All entries below need to be written out exactly, but without their pictures.

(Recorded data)
--------------------
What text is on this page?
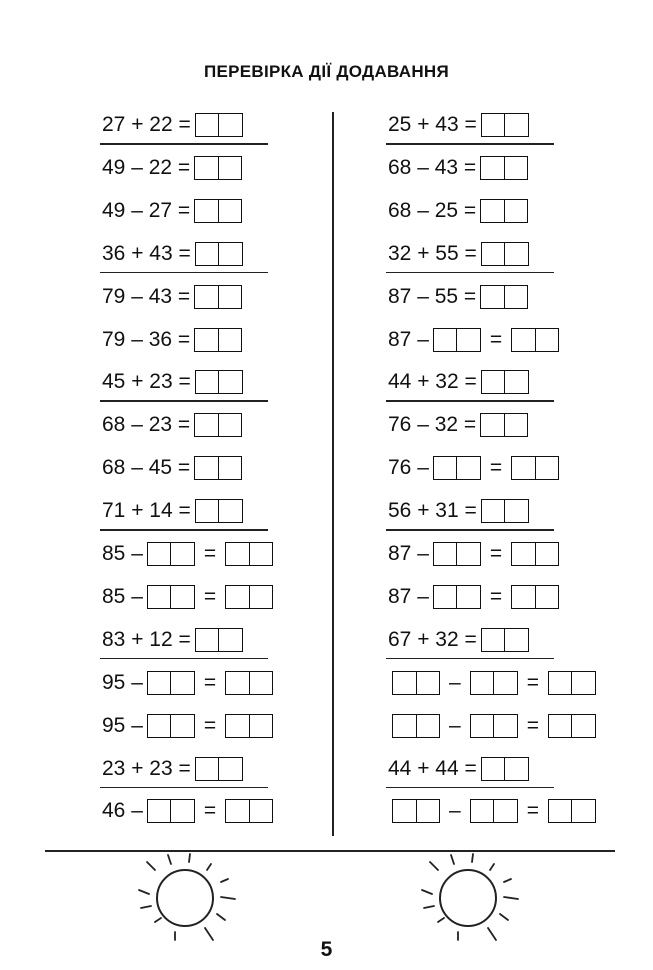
ПЕРЕВІРКА ДІЇ ДОДАВАННЯ
27 + 22 =
49 – 22 =
49 – 27 =
36 + 43 =
79 – 43 =
79 – 36 =
45 + 23 =
68 – 23 =
68 – 45 =
71 + 14 =
85 –	=
85 –	=
83 + 12 =
95 –	=
95 –	=
23 + 23 =
46 –	=
25 + 43 =
68 – 43 =
68 – 25 =
32 + 55 =
87 – 55 =
87 –	=
44 + 32 =
76 – 32 =
76 –	=
56 + 31 =
87 –	=
87 –	=
67 + 32 =
–	=
–	=
44 + 44 =
–	=
5
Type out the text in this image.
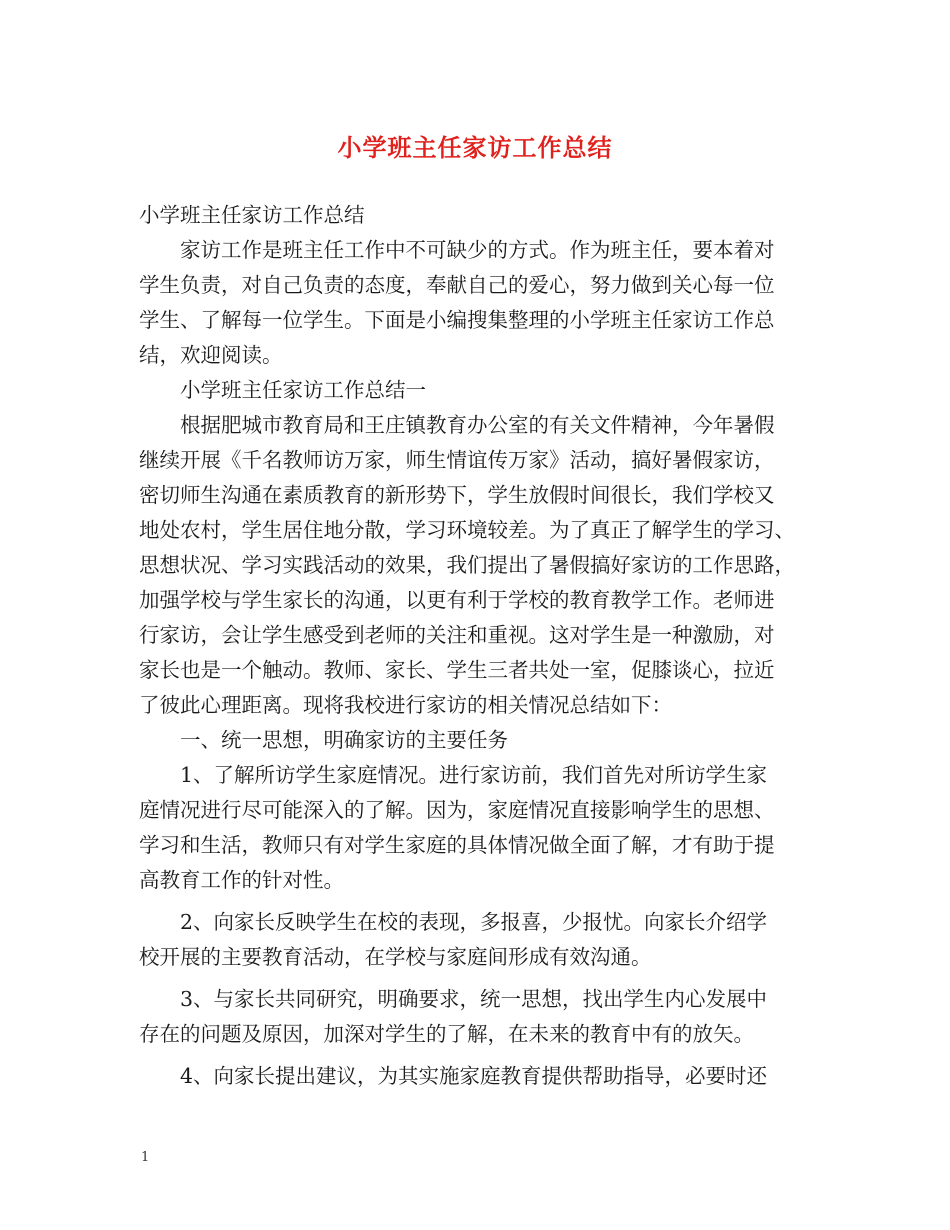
小学班主任家访工作总结
小学班主任家访工作总结
　　家访工作是班主任工作中不可缺少的方式。作为班主任，要本着对
学生负责，对自己负责的态度，奉献自己的爱心，努力做到关心每一位
学生、了解每一位学生。下面是小编搜集整理的小学班主任家访工作总
结，欢迎阅读。
　　小学班主任家访工作总结一
　　根据肥城市教育局和王庄镇教育办公室的有关文件精神，今年暑假
继续开展《千名教师访万家，师生情谊传万家》活动，搞好暑假家访，
密切师生沟通在素质教育的新形势下，学生放假时间很长，我们学校又
地处农村，学生居住地分散，学习环境较差。为了真正了解学生的学习、
思想状况、学习实践活动的效果，我们提出了暑假搞好家访的工作思路，
加强学校与学生家长的沟通，以更有利于学校的教育教学工作。老师进
行家访，会让学生感受到老师的关注和重视。这对学生是一种激励，对
家长也是一个触动。教师、家长、学生三者共处一室，促膝谈心，拉近
了彼此心理距离。现将我校进行家访的相关情况总结如下：
　　一、统一思想，明确家访的主要任务
　　1、了解所访学生家庭情况。进行家访前，我们首先对所访学生家
庭情况进行尽可能深入的了解。因为，家庭情况直接影响学生的思想、
学习和生活，教师只有对学生家庭的具体情况做全面了解，才有助于提
高教育工作的针对性。
　　2、向家长反映学生在校的表现，多报喜，少报忧。向家长介绍学
校开展的主要教育活动，在学校与家庭间形成有效沟通。
　　3、与家长共同研究，明确要求，统一思想，找出学生内心发展中
存在的问题及原因，加深对学生的了解，在未来的教育中有的放矢。
　　4、向家长提出建议，为其实施家庭教育提供帮助指导，必要时还
1
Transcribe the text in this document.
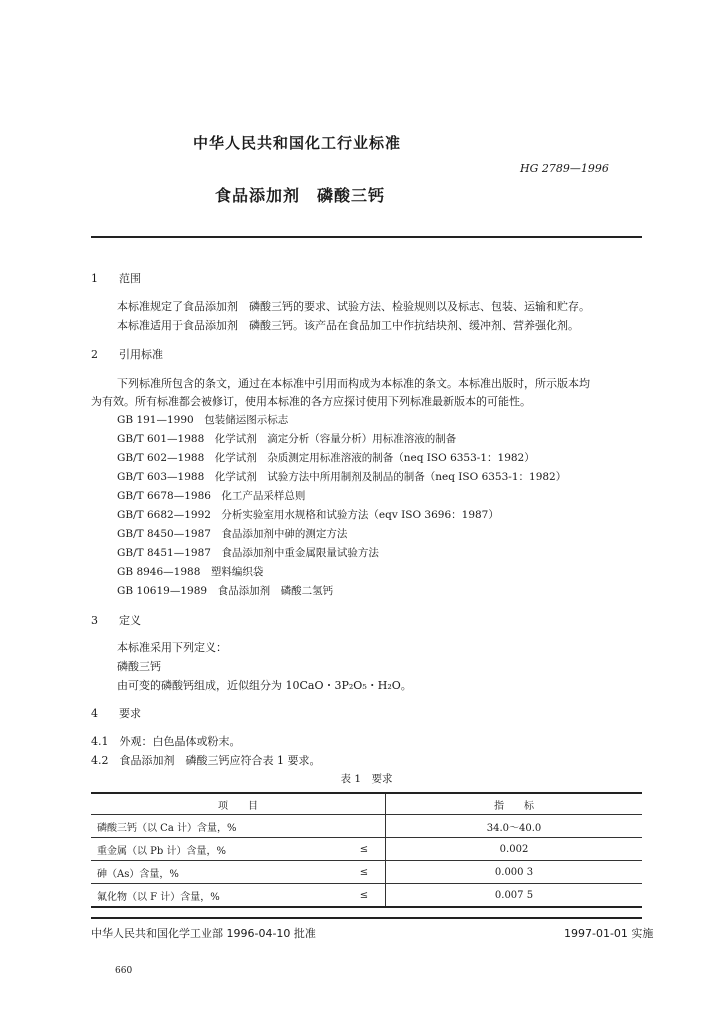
中华人民共和国化工行业标准
HG 2789—1996
食品添加剂　磷酸三钙
1 范围
本标准规定了食品添加剂　磷酸三钙的要求、试验方法、检验规则以及标志、包装、运输和贮存。
本标准适用于食品添加剂　磷酸三钙。该产品在食品加工中作抗结块剂、缓冲剂、营养强化剂。
2 引用标准
下列标准所包含的条文，通过在本标准中引用而构成为本标准的条文。本标准出版时，所示版本均
为有效。所有标准都会被修订，使用本标准的各方应探讨使用下列标准最新版本的可能性。
GB 191—1990　包装储运图示标志
GB/T 601—1988　化学试剂　滴定分析（容量分析）用标准溶液的制备
GB/T 602—1988　化学试剂　杂质测定用标准溶液的制备（neq ISO 6353-1：1982）
GB/T 603—1988　化学试剂　试验方法中所用制剂及制品的制备（neq ISO 6353-1：1982）
GB/T 6678—1986　化工产品采样总则
GB/T 6682—1992　分析实验室用水规格和试验方法（eqv ISO 3696：1987）
GB/T 8450—1987　食品添加剂中砷的测定方法
GB/T 8451—1987　食品添加剂中重金属限量试验方法
GB 8946—1988　塑料编织袋
GB 10619—1989　食品添加剂　磷酸二氢钙
3 定义
本标准采用下列定义：
磷酸三钙
由可变的磷酸钙组成，近似组分为 10CaO・3P₂O₅・H₂O。
4 要求
4.1　 外观：白色晶体或粉末。
4.2　 食品添加剂　磷酸三钙应符合表 1 要求。
表 1　要求
项　　目		指　　标
磷酸三钙（以 Ca 计）含量，%		34.0～40.0
重金属（以 Pb 计）含量，%	≤	0.002
砷（As）含量，%	≤	0.000 3
氟化物（以 F 计）含量，%	≤	0.007 5
中华人民共和国化学工业部 1996-04-10 批准	1997-01-01 实施
660
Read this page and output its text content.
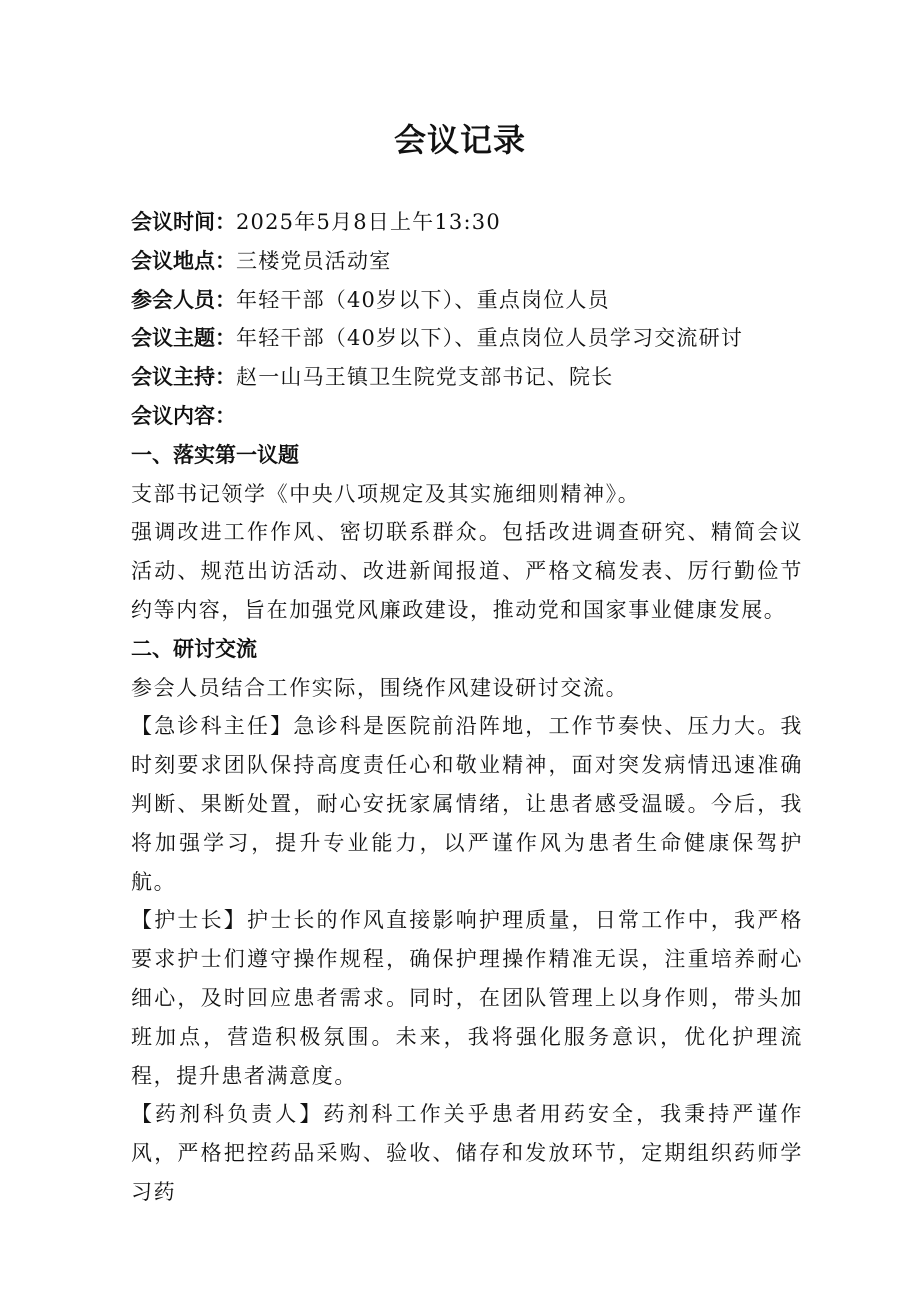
会议记录
会议时间：2025年5月8日上午13:30
会议地点：三楼党员活动室
参会人员：年轻干部（40岁以下）、重点岗位人员
会议主题：年轻干部（40岁以下）、重点岗位人员学习交流研讨
会议主持：赵一山马王镇卫生院党支部书记、院长
会议内容：
一、落实第一议题

支部书记领学《中央八项规定及其实施细则精神》。

强调改进工作作风、密切联系群众。包括改进调查研究、精简会议活动、规范出访活动、改进新闻报道、严格文稿发表、厉行勤俭节约等内容，旨在加强党风廉政建设，推动党和国家事业健康发展。

二、研讨交流

参会人员结合工作实际，围绕作风建设研讨交流。

【急诊科主任】急诊科是医院前沿阵地，工作节奏快、压力大。我时刻要求团队保持高度责任心和敬业精神，面对突发病情迅速准确判断、果断处置，耐心安抚家属情绪，让患者感受温暖。今后，我将加强学习，提升专业能力，以严谨作风为患者生命健康保驾护航。

【护士长】护士长的作风直接影响护理质量，日常工作中，我严格要求护士们遵守操作规程，确保护理操作精准无误，注重培养耐心细心，及时回应患者需求。同时，在团队管理上以身作则，带头加班加点，营造积极氛围。未来，我将强化服务意识，优化护理流程，提升患者满意度。

【药剂科负责人】药剂科工作关乎患者用药安全，我秉持严谨作风，严格把控药品采购、验收、储存和发放环节，定期组织药师学习药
--------------------
FULL RESPONSE:
What text is on this page?
ПЕРЕВІРКА ДІЇ ДОДАВАННЯ
27 + 22 =
49 – 22 =
49 – 27 =
36 + 43 =
79 – 43 =
79 – 36 =
45 + 23 =
68 – 23 =
68 – 45 =
71 + 14 =
85 –	=
85 –	=
83 + 12 =
95 –	=
95 –	=
23 + 23 =
46 –	=
25 + 43 =
68 – 43 =
68 – 25 =
32 + 55 =
87 – 55 =
87 –	=
44 + 32 =
76 – 32 =
76 –	=
56 + 31 =
87 –	=
87 –	=
67 + 32 =
–	=
–	=
44 + 44 =
–	=
5
Type out the text in this image.
小学班主任家访工作总结
小学班主任家访工作总结
　　家访工作是班主任工作中不可缺少的方式。作为班主任，要本着对
学生负责，对自己负责的态度，奉献自己的爱心，努力做到关心每一位
学生、了解每一位学生。下面是小编搜集整理的小学班主任家访工作总
结，欢迎阅读。
　　小学班主任家访工作总结一
　　根据肥城市教育局和王庄镇教育办公室的有关文件精神，今年暑假
继续开展《千名教师访万家，师生情谊传万家》活动，搞好暑假家访，
密切师生沟通在素质教育的新形势下，学生放假时间很长，我们学校又
地处农村，学生居住地分散，学习环境较差。为了真正了解学生的学习、
思想状况、学习实践活动的效果，我们提出了暑假搞好家访的工作思路，
加强学校与学生家长的沟通，以更有利于学校的教育教学工作。老师进
行家访，会让学生感受到老师的关注和重视。这对学生是一种激励，对
家长也是一个触动。教师、家长、学生三者共处一室，促膝谈心，拉近
了彼此心理距离。现将我校进行家访的相关情况总结如下：
　　一、统一思想，明确家访的主要任务
　　1、了解所访学生家庭情况。进行家访前，我们首先对所访学生家
庭情况进行尽可能深入的了解。因为，家庭情况直接影响学生的思想、
学习和生活，教师只有对学生家庭的具体情况做全面了解，才有助于提
高教育工作的针对性。
　　2、向家长反映学生在校的表现，多报喜，少报忧。向家长介绍学
校开展的主要教育活动，在学校与家庭间形成有效沟通。
　　3、与家长共同研究，明确要求，统一思想，找出学生内心发展中
存在的问题及原因，加深对学生的了解，在未来的教育中有的放矢。
　　4、向家长提出建议，为其实施家庭教育提供帮助指导，必要时还
1
Transcribe the text in this document.
中华人民共和国化工行业标准
HG 2789—1996
食品添加剂　磷酸三钙
1 范围
本标准规定了食品添加剂　磷酸三钙的要求、试验方法、检验规则以及标志、包装、运输和贮存。
本标准适用于食品添加剂　磷酸三钙。该产品在食品加工中作抗结块剂、缓冲剂、营养强化剂。
2 引用标准
下列标准所包含的条文，通过在本标准中引用而构成为本标准的条文。本标准出版时，所示版本均
为有效。所有标准都会被修订，使用本标准的各方应探讨使用下列标准最新版本的可能性。
GB 191—1990　包装储运图示标志
GB/T 601—1988　化学试剂　滴定分析（容量分析）用标准溶液的制备
GB/T 602—1988　化学试剂　杂质测定用标准溶液的制备（neq ISO 6353-1：1982）
GB/T 603—1988　化学试剂　试验方法中所用制剂及制品的制备（neq ISO 6353-1：1982）
GB/T 6678—1986　化工产品采样总则
GB/T 6682—1992　分析实验室用水规格和试验方法（eqv ISO 3696：1987）
GB/T 8450—1987　食品添加剂中砷的测定方法
GB/T 8451—1987　食品添加剂中重金属限量试验方法
GB 8946—1988　塑料编织袋
GB 10619—1989　食品添加剂　磷酸二氢钙
3 定义
本标准采用下列定义：
磷酸三钙
由可变的磷酸钙组成，近似组分为 10CaO・3P₂O₅・H₂O。
4 要求
4.1　 外观：白色晶体或粉末。
4.2　 食品添加剂　磷酸三钙应符合表 1 要求。
表 1　要求
项　　目		指　　标
磷酸三钙（以 Ca 计）含量，%		34.0～40.0
重金属（以 Pb 计）含量，%	≤	0.002
砷（As）含量，%	≤	0.000 3
氟化物（以 F 计）含量，%	≤	0.007 5
中华人民共和国化学工业部 1996-04-10 批准	1997-01-01 实施
660
Read this page and output its text content.
会议记录
会议时间：2025年5月8日上午13:30
会议地点：三楼党员活动室
参会人员：年轻干部（40岁以下）、重点岗位人员
会议主题：年轻干部（40岁以下）、重点岗位人员学习交流研讨
会议主持：赵一山马王镇卫生院党支部书记、院长
会议内容：
一、落实第一议题

支部书记领学《中央八项规定及其实施细则精神》。

强调改进工作作风、密切联系群众。包括改进调查研究、精简会议活动、规范出访活动、改进新闻报道、严格文稿发表、厉行勤俭节约等内容，旨在加强党风廉政建设，推动党和国家事业健康发展。

二、研讨交流

参会人员结合工作实际，围绕作风建设研讨交流。

【急诊科主任】急诊科是医院前沿阵地，工作节奏快、压力大。我时刻要求团队保持高度责任心和敬业精神，面对突发病情迅速准确判断、果断处置，耐心安抚家属情绪，让患者感受温暖。今后，我将加强学习，提升专业能力，以严谨作风为患者生命健康保驾护航。

【护士长】护士长的作风直接影响护理质量，日常工作中，我严格要求护士们遵守操作规程，确保护理操作精准无误，注重培养耐心细心，及时回应患者需求。同时，在团队管理上以身作则，带头加班加点，营造积极氛围。未来，我将强化服务意识，优化护理流程，提升患者满意度。

【药剂科负责人】药剂科工作关乎患者用药安全，我秉持严谨作风，严格把控药品采购、验收、储存和发放环节，定期组织药师学习药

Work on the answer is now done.